▶ **Task to carry out**
Go through the listing beneath this task and return every line that carries the string "Отсутствие".

▶ **Data lines**
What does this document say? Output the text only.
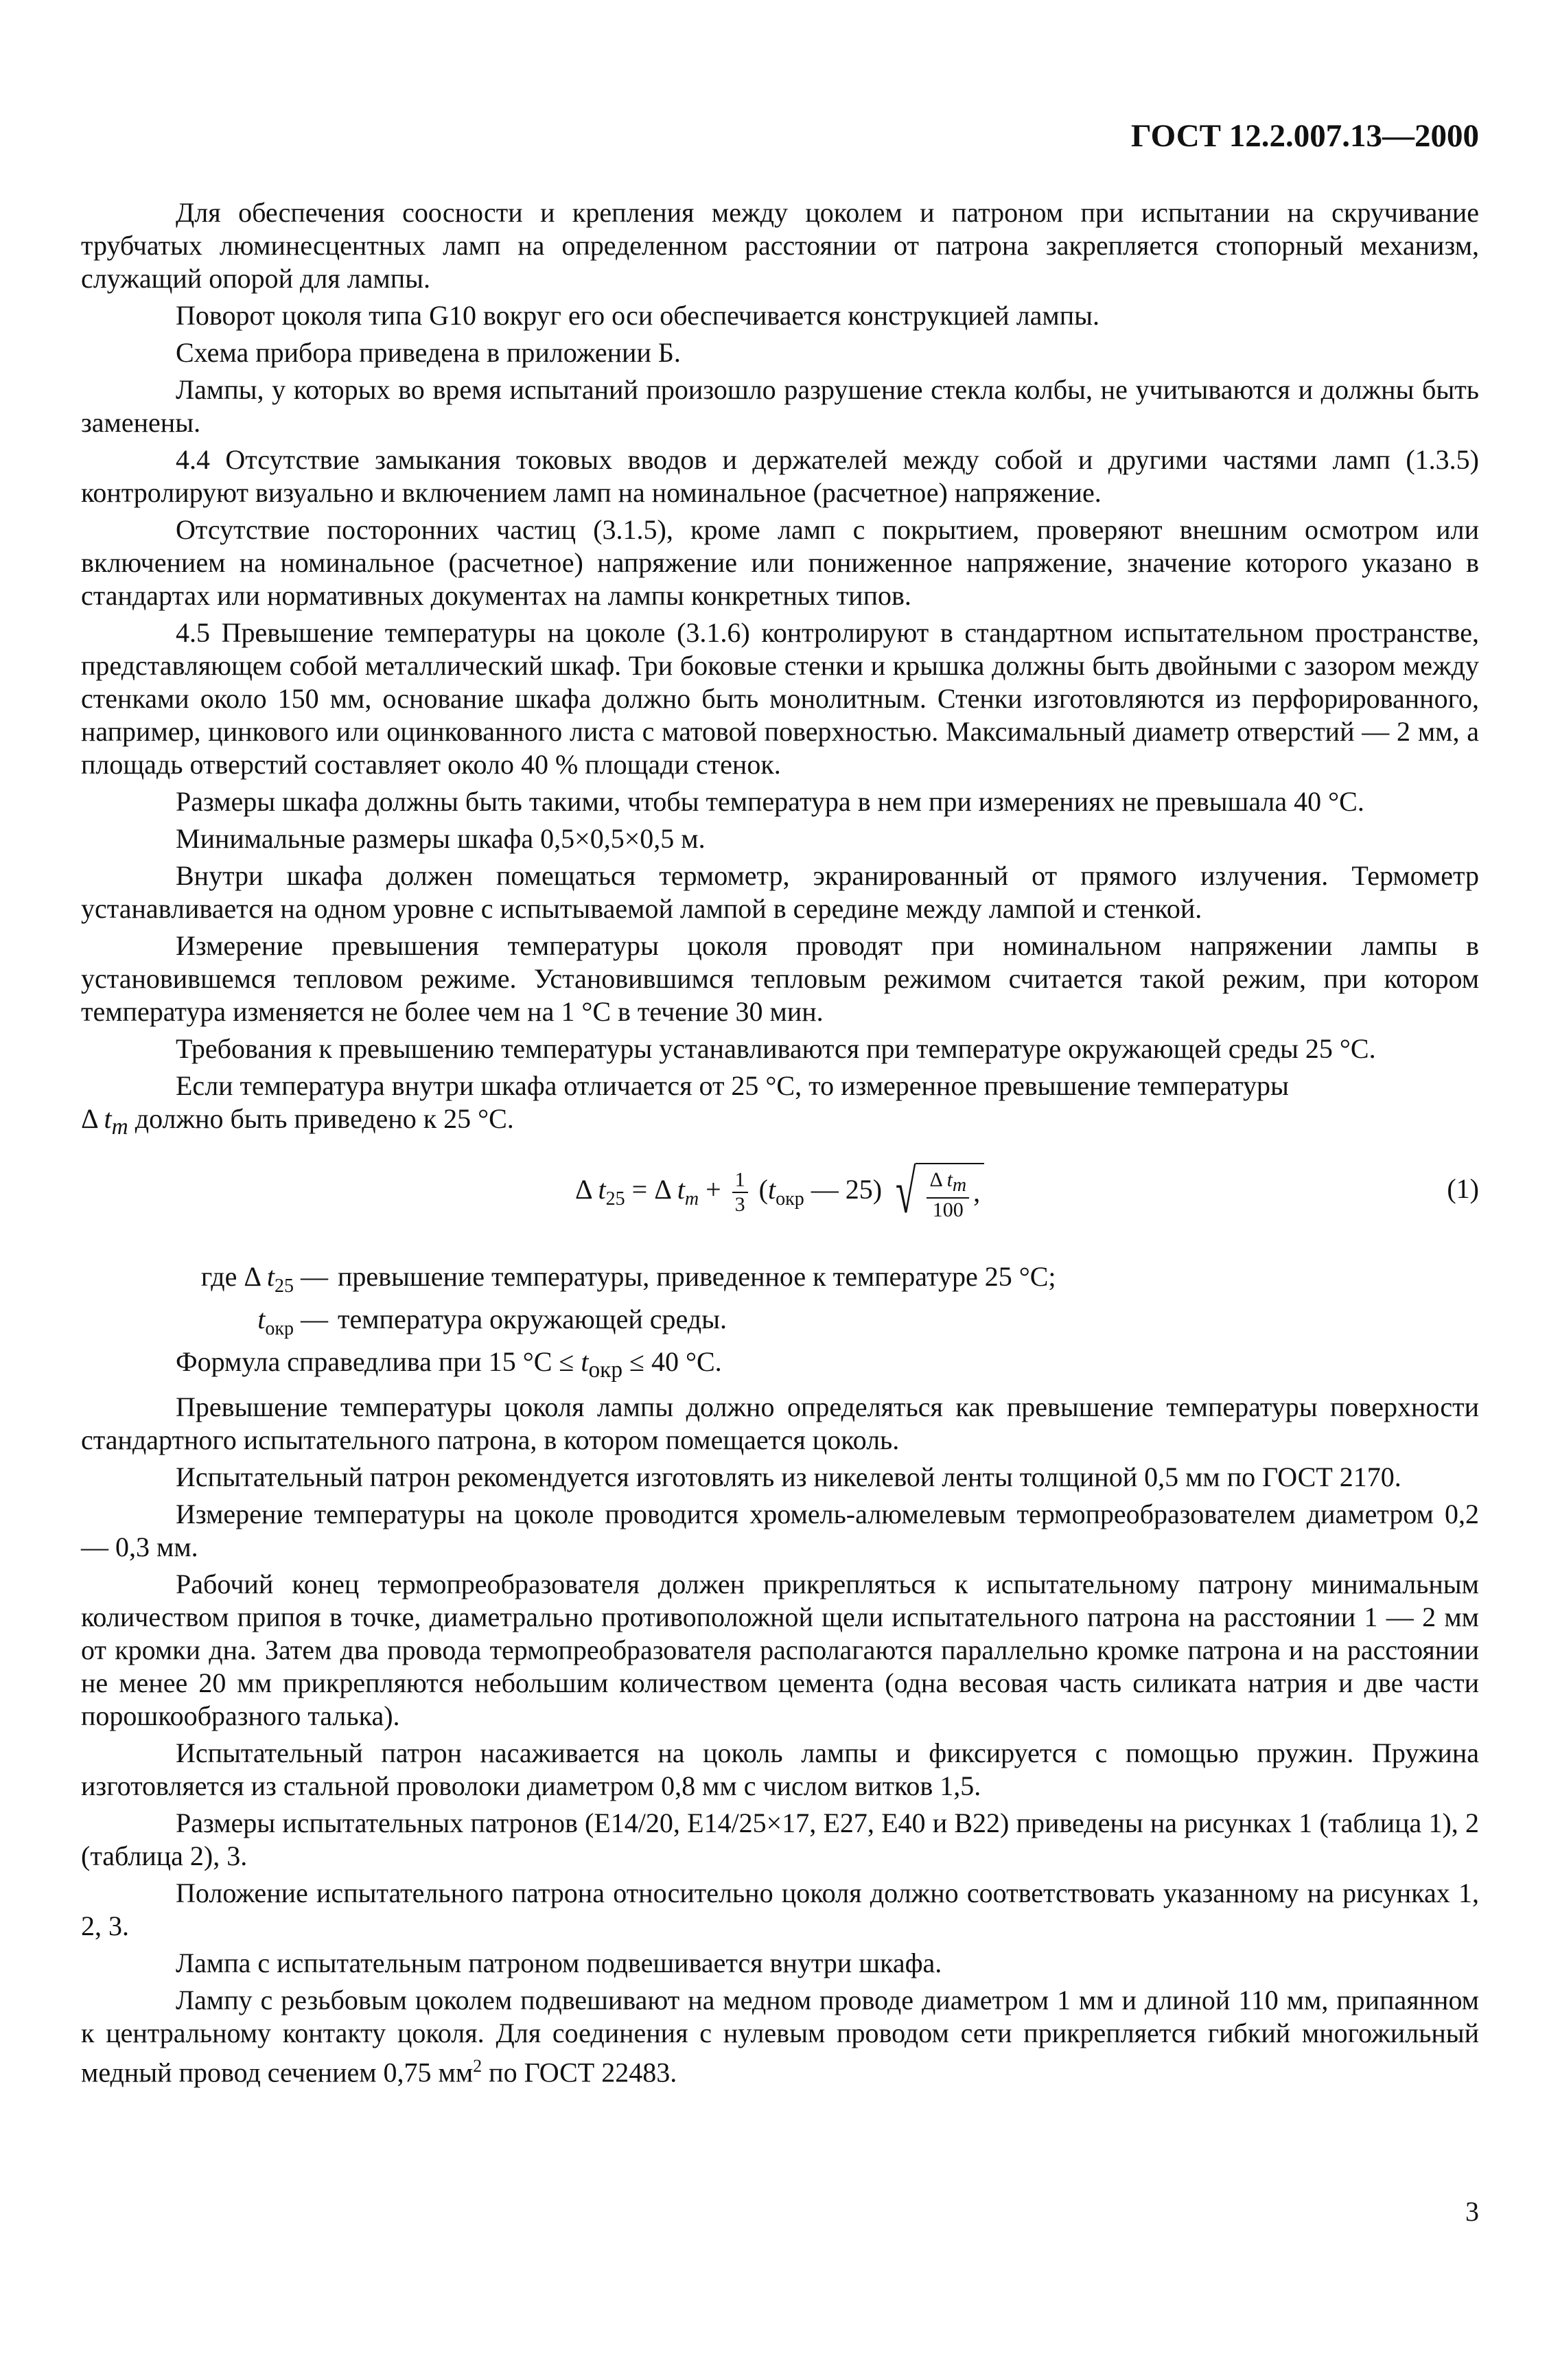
ГОСТ 12.2.007.13—2000

Для обеспечения соосности и крепления между цоколем и патроном при испытании на скручивание трубчатых люминесцентных ламп на определенном расстоянии от патрона закрепляется стопорный механизм, служащий опорой для лампы.

Поворот цоколя типа G10 вокруг его оси обеспечивается конструкцией лампы.

Схема прибора приведена в приложении Б.

Лампы, у которых во время испытаний произошло разрушение стекла колбы, не учитываются и должны быть заменены.

4.4 Отсутствие замыкания токовых вводов и держателей между собой и другими частями ламп (1.3.5) контролируют визуально и включением ламп на номинальное (расчетное) напряжение.

Отсутствие посторонних частиц (3.1.5), кроме ламп с покрытием, проверяют внешним осмотром или включением на номинальное (расчетное) напряжение или пониженное напряжение, значение которого указано в стандартах или нормативных документах на лампы конкретных типов.

4.5 Превышение температуры на цоколе (3.1.6) контролируют в стандартном испытательном пространстве, представляющем собой металлический шкаф. Три боковые стенки и крышка должны быть двойными с зазором между стенками около 150 мм, основание шкафа должно быть монолитным. Стенки изготовляются из перфорированного, например, цинкового или оцинкованного листа с матовой поверхностью. Максимальный диаметр отверстий — 2 мм, а площадь отверстий составляет около 40 % площади стенок.

Размеры шкафа должны быть такими, чтобы температура в нем при измерениях не превышала 40 °С.

Минимальные размеры шкафа 0,5×0,5×0,5 м.

Внутри шкафа должен помещаться термометр, экранированный от прямого излучения. Термометр устанавливается на одном уровне с испытываемой лампой в середине между лампой и стенкой.

Измерение превышения температуры цоколя проводят при номинальном напряжении лампы в установившемся тепловом режиме. Установившимся тепловым режимом считается такой режим, при котором температура изменяется не более чем на 1 °С в течение 30 мин.

Требования к превышению температуры устанавливаются при температуре окружающей среды 25 °С.

Если температура внутри шкафа отличается от 25 °С, то измеренное превышение температуры

Δ $t_m$ должно быть приведено к 25 °С.

Δ $t_{25} = \Delta$ $t_m + \frac{1}{3} (t_{окр}$ — 25) √ $\frac{\Delta t_m}{100}$ ,	(1)
где Δ $t_{25}$ — превышение температуры, приведенное к температуре 25 °С;
$t_{окр}$ — температура окружающей среды.

Формула справедлива при 15 $^\circ С \le t_{окр} \le 40$ °С.

Превышение температуры цоколя лампы должно определяться как превышение температуры поверхности стандартного испытательного патрона, в котором помещается цоколь.

Испытательный патрон рекомендуется изготовлять из никелевой ленты толщиной 0,5 мм по ГОСТ 2170.

Измерение температуры на цоколе проводится хромель-алюмелевым термопреобразователем диаметром 0,2 — 0,3 мм.

Рабочий конец термопреобразователя должен прикрепляться к испытательному патрону минимальным количеством припоя в точке, диаметрально противоположной щели испытательного патрона на расстоянии 1 — 2 мм от кромки дна. Затем два провода термопреобразователя располагаются параллельно кромке патрона и на расстоянии не менее 20 мм прикрепляются небольшим количеством цемента (одна весовая часть силиката натрия и две части порошкообразного талька).

Испытательный патрон насаживается на цоколь лампы и фиксируется с помощью пружин. Пружина изготовляется из стальной проволоки диаметром 0,8 мм с числом витков 1,5.

Размеры испытательных патронов (E14/20, E14/25×17, E27, E40 и B22) приведены на рисунках 1 (таблица 1), 2 (таблица 2), 3.

Положение испытательного патрона относительно цоколя должно соответствовать указанному на рисунках 1, 2, 3.

Лампа с испытательным патроном подвешивается внутри шкафа.

Лампу с резьбовым цоколем подвешивают на медном проводе диаметром 1 мм и длиной 110 мм, припаянном к центральному контакту цоколя. Для соединения с нулевым проводом сети прикрепляется гибкий многожильный медный провод сечением 0,75 $мм^2$ по ГОСТ 22483.

3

▶ **The answer**
4.4 Отсутствие замыкания токовых вводов и держателей между собой и другими частями ламп (1.3.5) контролируют визуально и включением ламп на номинальное (расчетное) напряжение.
Отсутствие посторонних частиц (3.1.5), кроме ламп с покрытием, проверяют внешним осмотром или включением на номинальное (расчетное) напряжение или пониженное напряжение, значение которого указано в стандартах или нормативных документах на лампы конкретных типов.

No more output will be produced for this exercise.